— START Listing —

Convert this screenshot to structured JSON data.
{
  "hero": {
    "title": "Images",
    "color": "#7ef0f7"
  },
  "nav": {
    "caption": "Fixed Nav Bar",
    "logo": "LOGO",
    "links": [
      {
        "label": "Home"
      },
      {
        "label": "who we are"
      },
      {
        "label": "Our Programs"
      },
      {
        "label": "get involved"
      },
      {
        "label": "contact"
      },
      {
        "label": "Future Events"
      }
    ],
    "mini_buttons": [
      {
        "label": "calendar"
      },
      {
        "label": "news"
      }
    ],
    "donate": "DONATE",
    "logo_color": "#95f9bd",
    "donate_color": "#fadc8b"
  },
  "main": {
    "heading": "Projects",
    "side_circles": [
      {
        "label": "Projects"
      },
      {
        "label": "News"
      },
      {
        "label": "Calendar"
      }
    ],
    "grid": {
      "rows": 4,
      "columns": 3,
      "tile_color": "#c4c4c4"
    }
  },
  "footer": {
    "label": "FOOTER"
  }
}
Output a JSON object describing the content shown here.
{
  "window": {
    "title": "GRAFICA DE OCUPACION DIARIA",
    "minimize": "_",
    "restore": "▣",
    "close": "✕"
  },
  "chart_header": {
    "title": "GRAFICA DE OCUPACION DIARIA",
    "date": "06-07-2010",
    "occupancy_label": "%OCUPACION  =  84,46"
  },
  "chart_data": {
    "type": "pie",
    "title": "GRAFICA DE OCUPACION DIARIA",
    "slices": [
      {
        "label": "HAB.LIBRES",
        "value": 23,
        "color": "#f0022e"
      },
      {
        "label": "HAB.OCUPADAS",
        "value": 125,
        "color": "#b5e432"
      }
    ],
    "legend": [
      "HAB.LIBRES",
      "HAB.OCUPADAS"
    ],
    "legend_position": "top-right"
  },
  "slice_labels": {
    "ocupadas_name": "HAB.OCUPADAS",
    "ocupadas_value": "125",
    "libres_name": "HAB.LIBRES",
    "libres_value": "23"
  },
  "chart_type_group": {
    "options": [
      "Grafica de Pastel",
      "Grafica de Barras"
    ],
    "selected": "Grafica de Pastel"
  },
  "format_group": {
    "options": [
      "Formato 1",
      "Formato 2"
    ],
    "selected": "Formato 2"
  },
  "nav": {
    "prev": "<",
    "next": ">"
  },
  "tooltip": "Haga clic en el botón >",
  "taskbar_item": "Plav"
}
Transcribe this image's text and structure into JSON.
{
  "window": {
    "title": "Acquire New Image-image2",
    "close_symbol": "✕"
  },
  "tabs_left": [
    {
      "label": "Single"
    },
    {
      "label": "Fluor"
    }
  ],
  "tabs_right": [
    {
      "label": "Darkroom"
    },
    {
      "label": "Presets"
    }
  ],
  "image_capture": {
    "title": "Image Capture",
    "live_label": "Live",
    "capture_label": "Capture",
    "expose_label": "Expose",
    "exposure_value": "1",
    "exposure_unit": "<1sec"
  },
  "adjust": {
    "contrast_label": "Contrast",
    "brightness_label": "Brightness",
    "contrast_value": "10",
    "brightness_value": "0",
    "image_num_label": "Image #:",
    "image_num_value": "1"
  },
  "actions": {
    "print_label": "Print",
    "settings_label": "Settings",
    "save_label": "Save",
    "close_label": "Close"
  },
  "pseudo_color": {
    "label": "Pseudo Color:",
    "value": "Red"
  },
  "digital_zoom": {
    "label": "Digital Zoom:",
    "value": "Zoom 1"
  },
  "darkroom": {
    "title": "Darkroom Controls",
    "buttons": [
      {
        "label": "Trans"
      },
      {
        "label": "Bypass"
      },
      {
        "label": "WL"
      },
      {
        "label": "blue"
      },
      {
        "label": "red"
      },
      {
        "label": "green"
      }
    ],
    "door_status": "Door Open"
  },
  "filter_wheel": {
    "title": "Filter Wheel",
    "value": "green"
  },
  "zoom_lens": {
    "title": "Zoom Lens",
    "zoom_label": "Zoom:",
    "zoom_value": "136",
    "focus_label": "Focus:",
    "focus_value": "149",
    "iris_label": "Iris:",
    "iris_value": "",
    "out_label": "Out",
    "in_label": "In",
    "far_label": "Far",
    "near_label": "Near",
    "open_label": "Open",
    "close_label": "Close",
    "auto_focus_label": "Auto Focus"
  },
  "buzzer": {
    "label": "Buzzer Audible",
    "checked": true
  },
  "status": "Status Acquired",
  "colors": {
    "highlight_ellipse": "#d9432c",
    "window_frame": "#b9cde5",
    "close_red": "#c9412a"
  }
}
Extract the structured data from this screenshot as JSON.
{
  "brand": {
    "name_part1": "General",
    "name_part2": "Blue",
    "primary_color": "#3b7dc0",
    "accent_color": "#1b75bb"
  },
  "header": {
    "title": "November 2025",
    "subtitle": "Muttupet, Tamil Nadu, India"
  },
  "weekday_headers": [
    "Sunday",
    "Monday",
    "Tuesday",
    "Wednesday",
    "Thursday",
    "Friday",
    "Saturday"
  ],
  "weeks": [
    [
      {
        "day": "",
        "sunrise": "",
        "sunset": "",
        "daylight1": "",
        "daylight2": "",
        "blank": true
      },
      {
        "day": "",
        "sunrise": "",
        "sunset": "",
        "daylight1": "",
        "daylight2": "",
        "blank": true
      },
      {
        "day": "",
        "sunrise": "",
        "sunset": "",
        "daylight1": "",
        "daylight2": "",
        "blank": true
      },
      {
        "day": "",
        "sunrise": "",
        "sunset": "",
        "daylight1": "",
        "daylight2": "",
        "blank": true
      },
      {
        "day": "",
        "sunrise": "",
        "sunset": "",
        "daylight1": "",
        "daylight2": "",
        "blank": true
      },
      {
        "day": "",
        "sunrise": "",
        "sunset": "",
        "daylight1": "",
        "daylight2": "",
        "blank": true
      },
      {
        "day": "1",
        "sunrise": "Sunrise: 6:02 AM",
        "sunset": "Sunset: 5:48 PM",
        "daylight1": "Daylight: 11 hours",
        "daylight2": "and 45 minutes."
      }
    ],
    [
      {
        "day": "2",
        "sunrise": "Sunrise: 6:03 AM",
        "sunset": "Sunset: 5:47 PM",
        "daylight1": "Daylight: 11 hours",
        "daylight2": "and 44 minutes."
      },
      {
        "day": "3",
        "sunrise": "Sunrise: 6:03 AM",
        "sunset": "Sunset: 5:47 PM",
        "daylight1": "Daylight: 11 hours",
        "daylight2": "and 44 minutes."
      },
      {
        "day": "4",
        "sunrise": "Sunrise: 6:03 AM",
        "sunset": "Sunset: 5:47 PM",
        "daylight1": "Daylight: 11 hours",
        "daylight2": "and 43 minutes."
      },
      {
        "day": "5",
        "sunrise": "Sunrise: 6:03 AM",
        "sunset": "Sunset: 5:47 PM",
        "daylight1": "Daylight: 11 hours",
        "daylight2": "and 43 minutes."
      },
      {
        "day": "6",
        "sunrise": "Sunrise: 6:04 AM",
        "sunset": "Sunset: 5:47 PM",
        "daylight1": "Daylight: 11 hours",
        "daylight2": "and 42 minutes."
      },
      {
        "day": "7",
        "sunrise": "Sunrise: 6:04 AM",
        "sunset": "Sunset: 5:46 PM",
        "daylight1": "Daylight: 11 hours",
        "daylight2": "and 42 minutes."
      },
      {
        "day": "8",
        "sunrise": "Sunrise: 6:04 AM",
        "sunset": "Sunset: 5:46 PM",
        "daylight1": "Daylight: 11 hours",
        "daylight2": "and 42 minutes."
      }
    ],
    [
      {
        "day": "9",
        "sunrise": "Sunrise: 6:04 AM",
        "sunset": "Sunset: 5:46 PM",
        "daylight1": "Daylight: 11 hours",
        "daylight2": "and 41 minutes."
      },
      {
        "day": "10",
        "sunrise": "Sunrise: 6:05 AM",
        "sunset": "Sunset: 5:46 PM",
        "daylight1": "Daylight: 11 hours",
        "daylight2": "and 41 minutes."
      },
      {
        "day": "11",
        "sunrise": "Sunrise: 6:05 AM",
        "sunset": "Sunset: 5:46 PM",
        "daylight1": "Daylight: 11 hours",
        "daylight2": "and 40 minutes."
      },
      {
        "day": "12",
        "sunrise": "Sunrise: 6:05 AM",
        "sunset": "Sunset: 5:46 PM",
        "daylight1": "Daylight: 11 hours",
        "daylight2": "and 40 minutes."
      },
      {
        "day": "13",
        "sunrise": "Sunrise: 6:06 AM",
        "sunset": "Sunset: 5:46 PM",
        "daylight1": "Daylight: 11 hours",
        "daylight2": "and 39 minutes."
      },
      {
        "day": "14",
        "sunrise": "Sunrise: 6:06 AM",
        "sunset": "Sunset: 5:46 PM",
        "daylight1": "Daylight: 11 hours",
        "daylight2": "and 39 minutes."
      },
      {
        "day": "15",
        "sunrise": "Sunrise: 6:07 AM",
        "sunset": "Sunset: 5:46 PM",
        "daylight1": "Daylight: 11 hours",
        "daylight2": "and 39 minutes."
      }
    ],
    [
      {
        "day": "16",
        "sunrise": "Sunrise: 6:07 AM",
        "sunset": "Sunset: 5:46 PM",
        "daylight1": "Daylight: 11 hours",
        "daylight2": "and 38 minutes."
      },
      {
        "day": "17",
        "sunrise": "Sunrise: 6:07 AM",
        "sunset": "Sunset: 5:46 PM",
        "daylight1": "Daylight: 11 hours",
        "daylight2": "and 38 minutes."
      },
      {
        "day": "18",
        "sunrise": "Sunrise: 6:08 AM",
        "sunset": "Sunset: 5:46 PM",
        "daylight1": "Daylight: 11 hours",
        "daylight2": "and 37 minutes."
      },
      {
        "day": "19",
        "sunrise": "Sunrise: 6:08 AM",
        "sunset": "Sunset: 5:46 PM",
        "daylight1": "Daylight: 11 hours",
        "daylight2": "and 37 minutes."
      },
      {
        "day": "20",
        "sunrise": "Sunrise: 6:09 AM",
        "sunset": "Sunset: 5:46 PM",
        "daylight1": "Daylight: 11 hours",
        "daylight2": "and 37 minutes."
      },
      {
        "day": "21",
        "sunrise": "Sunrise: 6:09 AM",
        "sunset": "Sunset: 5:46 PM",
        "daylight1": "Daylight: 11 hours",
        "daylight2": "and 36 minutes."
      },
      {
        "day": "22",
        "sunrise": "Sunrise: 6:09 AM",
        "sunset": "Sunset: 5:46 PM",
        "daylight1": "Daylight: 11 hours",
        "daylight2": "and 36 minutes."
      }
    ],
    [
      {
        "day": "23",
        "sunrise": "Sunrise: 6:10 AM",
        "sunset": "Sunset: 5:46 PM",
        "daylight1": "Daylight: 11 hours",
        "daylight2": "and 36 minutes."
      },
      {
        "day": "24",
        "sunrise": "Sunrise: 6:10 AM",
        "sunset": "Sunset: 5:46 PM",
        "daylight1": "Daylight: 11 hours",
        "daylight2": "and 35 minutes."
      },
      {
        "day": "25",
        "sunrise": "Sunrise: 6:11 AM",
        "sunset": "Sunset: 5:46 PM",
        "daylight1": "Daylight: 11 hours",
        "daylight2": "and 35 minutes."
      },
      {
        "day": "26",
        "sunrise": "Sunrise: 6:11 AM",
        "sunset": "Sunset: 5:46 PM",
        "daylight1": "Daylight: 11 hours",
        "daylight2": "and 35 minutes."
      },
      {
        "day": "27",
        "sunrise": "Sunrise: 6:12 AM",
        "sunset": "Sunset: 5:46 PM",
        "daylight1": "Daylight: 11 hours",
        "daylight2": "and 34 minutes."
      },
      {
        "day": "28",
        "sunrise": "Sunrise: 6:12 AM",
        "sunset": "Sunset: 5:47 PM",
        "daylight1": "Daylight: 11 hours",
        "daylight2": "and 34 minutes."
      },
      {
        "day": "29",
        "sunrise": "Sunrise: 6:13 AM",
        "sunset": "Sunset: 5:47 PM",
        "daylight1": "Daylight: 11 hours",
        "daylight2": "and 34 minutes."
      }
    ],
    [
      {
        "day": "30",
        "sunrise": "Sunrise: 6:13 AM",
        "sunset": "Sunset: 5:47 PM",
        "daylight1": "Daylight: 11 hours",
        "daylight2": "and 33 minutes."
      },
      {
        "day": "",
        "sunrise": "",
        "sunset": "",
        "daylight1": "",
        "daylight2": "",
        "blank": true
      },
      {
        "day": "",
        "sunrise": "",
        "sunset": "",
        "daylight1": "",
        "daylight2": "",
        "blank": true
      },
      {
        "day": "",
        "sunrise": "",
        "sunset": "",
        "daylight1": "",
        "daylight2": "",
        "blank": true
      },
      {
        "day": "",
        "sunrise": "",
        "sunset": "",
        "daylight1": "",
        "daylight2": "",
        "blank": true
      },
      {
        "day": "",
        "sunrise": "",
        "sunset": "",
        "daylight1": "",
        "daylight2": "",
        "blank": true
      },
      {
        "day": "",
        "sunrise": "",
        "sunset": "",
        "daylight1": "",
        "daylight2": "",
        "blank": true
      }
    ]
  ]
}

— END Listing —

Short problem: Pull every line containing the word "this" out of the entries above.

Output of the exercise:
Convert this screenshot to structured JSON data.
Transcribe this image's text and structure into JSON.
Extract the structured data from this screenshot as JSON.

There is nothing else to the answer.